#### GIVEN REQUEST
Comb through the entries for "last" and pull out each line that holds it.

— start PROVIDED RECORDS —

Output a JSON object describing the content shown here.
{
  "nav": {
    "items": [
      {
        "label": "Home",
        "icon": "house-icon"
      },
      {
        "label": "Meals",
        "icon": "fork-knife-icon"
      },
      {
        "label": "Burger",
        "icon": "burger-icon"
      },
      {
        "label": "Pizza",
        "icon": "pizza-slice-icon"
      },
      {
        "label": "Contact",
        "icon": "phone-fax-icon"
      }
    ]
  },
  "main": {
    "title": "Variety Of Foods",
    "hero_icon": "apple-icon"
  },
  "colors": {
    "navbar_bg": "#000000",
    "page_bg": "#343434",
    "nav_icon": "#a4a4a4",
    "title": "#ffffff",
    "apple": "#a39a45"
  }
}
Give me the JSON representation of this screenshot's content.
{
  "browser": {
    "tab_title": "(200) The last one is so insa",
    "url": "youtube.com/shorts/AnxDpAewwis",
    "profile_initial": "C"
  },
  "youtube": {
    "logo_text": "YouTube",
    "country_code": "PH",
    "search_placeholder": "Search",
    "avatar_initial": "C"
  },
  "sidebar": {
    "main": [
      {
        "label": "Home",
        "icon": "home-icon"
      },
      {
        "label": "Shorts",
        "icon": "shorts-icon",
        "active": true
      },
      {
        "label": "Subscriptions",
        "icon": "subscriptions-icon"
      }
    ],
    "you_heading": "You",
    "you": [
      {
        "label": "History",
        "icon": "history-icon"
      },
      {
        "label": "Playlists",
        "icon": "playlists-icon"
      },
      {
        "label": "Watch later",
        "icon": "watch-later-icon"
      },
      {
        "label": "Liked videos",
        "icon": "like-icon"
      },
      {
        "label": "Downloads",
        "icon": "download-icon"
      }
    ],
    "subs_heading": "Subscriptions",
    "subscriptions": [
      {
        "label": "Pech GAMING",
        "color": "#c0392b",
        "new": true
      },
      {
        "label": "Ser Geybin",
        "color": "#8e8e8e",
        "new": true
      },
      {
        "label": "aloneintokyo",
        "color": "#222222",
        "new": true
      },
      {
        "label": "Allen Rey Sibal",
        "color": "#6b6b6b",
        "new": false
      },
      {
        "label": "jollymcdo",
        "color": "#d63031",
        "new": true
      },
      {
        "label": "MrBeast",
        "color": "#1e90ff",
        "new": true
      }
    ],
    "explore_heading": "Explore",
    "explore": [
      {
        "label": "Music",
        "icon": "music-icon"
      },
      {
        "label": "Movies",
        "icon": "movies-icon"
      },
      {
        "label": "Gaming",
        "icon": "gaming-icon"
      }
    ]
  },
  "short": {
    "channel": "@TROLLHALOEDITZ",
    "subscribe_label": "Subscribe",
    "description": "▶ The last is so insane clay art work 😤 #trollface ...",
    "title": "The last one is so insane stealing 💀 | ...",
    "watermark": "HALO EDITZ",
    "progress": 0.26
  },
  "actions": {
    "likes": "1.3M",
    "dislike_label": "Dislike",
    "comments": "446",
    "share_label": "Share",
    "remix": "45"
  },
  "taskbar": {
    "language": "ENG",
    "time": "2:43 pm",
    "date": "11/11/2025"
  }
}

— end PROVIDED RECORDS —

#### EXERCISE RESULT
    "tab_title": "(200) The last one is so insa",
    "description": "▶ The last is so insane clay art work 😤 #trollface ...",
    "title": "The last one is so insane stealing 💀 | ...",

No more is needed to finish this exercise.